** Travail à faire **
#1 Dans l'article sur la reprise du trafic de la SNCC, recopiez mot pour mot le passage qui commence par « Il y a une semaine, les » et se poursuit jusqu'à « de fin d’année. ».
#2 Traduisez en anglais la phrase suivante de l'article sur la reprise du trafic de la SNCC : « Au total, plus de 22.000 tonnes de marchandises du Kasaï étaient bloquées à Kamina. »

** Extrait du document **
*-*-*
Après près de six mois de perturbation, le trafic est revenu à la normale sur l’axe ferroviaire desservi par la Société nationale de chemin de fer du Congo (SNCC). Depuis trois semaines, les trains de marchandises font plusieurs rotations entre Ilebo et Kananga. Ils tractent les centaines de wagons jusque-là bloqués. Ce qui influe également sur les prix des biens et services écoulés sur divers marchés de Kananga.

Plusieurs denrées avaient doublé voire triplé de prix pendant la période de perturbation. Le prix du litre de carburant qui a dépassé la barre de 1.000 Fc pendant la crise, se négocie désormais à un prix plus bas. La population, satisfaite de cette situation, souhaite voir la SNCC maintenir ce rythme de travail, rapporte radio Okapi sur son site.

La mesure de maïs, denrée alimentaire de base des Kasaïens, se vend actuellement à 240 francs congolais. Pendant la période de grève, elle était négociée jusqu’à 1700 francs congolais. Même chose pour le haricot niébé.

Il est passé de 350 FC, la mesure à 160 FC. L’huile de palme, les graines de courge et autres denrées en provenance des territoires de Demba, Mweka et Ilebo ont aussi baissé de prix.

Les consommateurs retrouvent donc le sourire. Mais l’inquiétude persiste quant à la maintenance du rythme du travail actuel par la SNCC. Les cheminots se disent prêts à maintenir ce rythme à condition que les responsables de l’entreprise respectent leurs engagements. La suspension de la grève était liée à la promesse de payer régulièrement les agents.

Les retombées de la reprise

Les provinces des Kasaï Occidental et Oriental s’attendent donc à des retombées positives de cette reprise de trafic à la SNCC. Ainsi, environ 10.000 tonnes de marchandises des commerçants de ces deux provinces qui étaient bloquées dans les entrepôts de la gare centrale de Kamina (Katanga) ont été évacuées la semaine dernière pour Mwene-Ditu, selon des échos en provenance de Mbuji-Mayi (Kasaï-Oriental). Le trafic entre les deux régions était interrompu faute de locomotives disponibles, soutenait-on à la haute direction de la SNCC.

Au total, plus de 22.000 tonnes de marchandises du Kasaï étaient bloquées à Kamina. Il restait donc, après ce premier lot arrivé à Mwene-Ditu, plus de 12.000 autres tonnes que leurs propriétaires attendent avec impatience.

Le lot arrivé est essentiellement constitué de produits vivriers, tandis que celui attendu comprend en grande partie les biens importés comme le ciment, le carburant et le sucre.

Il y a une semaine, les commerçants propriétaires de marchandises bloquées à Kamina, avaient exprimé leur ras-le-bol en voyant perdurer cette situation.

Ils avaient accusé les responsables de la SNCC du refus d’affecter les locomotives à destination du Kasaï pour leurs intérêts personnels. Selon ces opérateurs économiques, le manque à gagner était inévitable pour leurs affaires, étant donné que la plupart des produits bloqués à Kamina étaient soit périssables, soit destinés à la vente pour les fêtes de fin d’année.
*-*-*
** Données à l'étude **
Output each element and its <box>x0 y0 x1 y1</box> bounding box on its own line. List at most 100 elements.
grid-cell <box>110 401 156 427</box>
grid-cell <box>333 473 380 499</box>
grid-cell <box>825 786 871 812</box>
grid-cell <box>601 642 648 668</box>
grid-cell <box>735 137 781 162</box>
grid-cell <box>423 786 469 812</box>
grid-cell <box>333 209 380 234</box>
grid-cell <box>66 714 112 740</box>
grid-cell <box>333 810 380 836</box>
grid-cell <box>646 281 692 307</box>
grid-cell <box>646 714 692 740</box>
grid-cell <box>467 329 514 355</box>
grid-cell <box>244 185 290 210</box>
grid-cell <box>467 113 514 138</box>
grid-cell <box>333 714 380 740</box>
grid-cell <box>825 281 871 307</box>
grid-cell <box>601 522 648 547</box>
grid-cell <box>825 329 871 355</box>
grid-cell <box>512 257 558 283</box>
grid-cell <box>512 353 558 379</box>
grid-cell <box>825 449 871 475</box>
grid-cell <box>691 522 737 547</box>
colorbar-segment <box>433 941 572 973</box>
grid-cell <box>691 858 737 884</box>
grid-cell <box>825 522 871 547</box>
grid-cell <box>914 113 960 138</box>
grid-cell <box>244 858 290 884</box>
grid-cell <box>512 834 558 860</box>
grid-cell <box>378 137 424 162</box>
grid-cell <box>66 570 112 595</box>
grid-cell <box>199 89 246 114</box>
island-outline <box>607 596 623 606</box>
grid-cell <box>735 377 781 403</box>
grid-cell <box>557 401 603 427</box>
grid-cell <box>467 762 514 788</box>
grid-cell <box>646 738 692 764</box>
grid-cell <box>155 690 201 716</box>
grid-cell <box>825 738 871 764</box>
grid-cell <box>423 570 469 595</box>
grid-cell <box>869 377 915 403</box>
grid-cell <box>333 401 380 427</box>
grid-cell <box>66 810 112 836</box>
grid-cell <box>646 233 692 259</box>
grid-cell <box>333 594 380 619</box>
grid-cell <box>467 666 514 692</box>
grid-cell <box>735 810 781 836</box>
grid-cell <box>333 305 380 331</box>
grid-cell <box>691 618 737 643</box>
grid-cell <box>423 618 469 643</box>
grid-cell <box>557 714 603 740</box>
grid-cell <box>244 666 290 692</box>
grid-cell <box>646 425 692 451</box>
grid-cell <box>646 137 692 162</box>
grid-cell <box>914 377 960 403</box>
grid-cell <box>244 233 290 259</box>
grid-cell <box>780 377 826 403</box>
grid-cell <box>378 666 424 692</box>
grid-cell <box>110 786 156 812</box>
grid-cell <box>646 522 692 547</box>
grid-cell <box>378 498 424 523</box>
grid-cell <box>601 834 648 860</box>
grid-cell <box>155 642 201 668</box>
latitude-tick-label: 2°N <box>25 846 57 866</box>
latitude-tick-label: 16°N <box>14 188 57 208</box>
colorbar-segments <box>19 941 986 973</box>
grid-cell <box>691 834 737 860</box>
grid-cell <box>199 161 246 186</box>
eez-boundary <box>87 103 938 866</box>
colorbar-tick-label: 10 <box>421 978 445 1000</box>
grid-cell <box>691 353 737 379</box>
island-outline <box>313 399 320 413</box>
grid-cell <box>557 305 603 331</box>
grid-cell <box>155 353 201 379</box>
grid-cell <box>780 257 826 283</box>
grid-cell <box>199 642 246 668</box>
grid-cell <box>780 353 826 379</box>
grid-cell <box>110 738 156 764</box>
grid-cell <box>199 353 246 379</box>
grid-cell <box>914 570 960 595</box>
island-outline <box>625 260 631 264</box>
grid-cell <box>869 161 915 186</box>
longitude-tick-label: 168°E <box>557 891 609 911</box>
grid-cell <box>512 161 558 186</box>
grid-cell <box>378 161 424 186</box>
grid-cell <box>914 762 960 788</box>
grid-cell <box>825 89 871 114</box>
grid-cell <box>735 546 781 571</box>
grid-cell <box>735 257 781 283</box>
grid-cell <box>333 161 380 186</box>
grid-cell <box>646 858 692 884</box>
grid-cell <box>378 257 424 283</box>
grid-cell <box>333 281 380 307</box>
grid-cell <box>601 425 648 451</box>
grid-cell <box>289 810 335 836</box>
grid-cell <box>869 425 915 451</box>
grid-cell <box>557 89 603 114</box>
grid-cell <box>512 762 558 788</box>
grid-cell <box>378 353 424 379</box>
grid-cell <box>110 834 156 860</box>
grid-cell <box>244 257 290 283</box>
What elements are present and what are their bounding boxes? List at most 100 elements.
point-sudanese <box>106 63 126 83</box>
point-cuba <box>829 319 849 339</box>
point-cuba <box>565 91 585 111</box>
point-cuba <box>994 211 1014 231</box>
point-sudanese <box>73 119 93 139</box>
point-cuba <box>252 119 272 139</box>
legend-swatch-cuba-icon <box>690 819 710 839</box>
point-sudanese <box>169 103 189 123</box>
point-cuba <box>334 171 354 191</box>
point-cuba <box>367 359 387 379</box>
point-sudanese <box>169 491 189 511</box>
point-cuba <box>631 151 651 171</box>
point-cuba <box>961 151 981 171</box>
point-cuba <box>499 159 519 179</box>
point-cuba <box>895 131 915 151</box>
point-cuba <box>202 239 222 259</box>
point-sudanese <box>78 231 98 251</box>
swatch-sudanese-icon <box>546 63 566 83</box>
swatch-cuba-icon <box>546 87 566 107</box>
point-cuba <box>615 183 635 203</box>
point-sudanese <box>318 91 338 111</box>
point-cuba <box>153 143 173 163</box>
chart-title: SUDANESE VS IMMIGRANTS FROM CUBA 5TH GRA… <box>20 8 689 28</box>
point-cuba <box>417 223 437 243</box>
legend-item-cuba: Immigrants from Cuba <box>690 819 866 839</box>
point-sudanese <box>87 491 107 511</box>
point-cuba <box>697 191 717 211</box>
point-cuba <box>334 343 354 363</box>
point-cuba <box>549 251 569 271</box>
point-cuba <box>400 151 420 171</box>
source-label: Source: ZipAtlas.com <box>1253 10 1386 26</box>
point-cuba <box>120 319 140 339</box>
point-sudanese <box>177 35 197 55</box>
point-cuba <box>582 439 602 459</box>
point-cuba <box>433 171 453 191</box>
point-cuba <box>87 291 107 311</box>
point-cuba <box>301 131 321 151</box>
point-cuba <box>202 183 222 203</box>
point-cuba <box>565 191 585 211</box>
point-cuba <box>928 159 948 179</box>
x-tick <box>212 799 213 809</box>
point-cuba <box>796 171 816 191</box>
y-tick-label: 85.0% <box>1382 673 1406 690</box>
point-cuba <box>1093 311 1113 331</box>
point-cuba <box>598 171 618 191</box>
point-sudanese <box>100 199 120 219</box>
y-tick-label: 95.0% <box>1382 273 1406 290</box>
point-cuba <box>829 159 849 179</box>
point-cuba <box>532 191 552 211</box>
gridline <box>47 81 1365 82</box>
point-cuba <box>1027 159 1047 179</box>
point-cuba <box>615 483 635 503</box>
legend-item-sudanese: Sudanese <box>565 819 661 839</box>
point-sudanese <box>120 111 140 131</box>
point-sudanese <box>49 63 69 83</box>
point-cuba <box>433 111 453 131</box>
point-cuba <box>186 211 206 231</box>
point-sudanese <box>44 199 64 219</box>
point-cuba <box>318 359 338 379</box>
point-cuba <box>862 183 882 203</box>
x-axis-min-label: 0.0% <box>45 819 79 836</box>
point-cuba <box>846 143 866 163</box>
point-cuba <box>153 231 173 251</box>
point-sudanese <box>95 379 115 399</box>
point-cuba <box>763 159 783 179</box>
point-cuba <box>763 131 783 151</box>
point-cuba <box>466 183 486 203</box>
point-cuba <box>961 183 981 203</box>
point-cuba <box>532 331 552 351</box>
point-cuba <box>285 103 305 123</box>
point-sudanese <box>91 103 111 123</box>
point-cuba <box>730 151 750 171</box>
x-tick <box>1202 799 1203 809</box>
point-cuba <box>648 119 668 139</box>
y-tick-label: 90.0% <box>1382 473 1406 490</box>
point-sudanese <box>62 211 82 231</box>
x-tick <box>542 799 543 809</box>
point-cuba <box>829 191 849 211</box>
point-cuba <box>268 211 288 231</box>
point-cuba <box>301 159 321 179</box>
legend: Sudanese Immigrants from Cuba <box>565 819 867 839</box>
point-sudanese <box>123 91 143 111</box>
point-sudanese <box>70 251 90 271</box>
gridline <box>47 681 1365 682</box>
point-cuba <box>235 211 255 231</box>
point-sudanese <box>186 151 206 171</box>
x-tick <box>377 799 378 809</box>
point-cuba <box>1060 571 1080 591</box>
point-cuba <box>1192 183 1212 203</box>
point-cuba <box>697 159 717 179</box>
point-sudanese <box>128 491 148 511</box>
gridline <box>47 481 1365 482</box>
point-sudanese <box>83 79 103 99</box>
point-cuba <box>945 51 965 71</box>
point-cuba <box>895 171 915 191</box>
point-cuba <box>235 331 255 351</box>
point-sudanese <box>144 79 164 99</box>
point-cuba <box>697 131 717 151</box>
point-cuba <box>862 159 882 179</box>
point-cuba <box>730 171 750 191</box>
*-*-*
** Corrigé de l'exercice **
#1
Il y a une semaine, les commerçants propriétaires de marchandises bloquées à Kamina, avaient exprimé leur ras-le-bol en voyant perdurer cette situation.

Ils avaient accusé les responsables de la SNCC du refus d’affecter les locomotives à destination du Kasaï pour leurs intérêts personnels. Selon ces opérateurs économiques, le manque à gagner était inévitable pour leurs affaires, étant donné que la plupart des produits bloqués à Kamina étaient soit périssables, soit destinés à la vente pour les fêtes de fin d’année.

#2 In total, more than 22,000 tons of goods from Kasai were stuck in Kamina.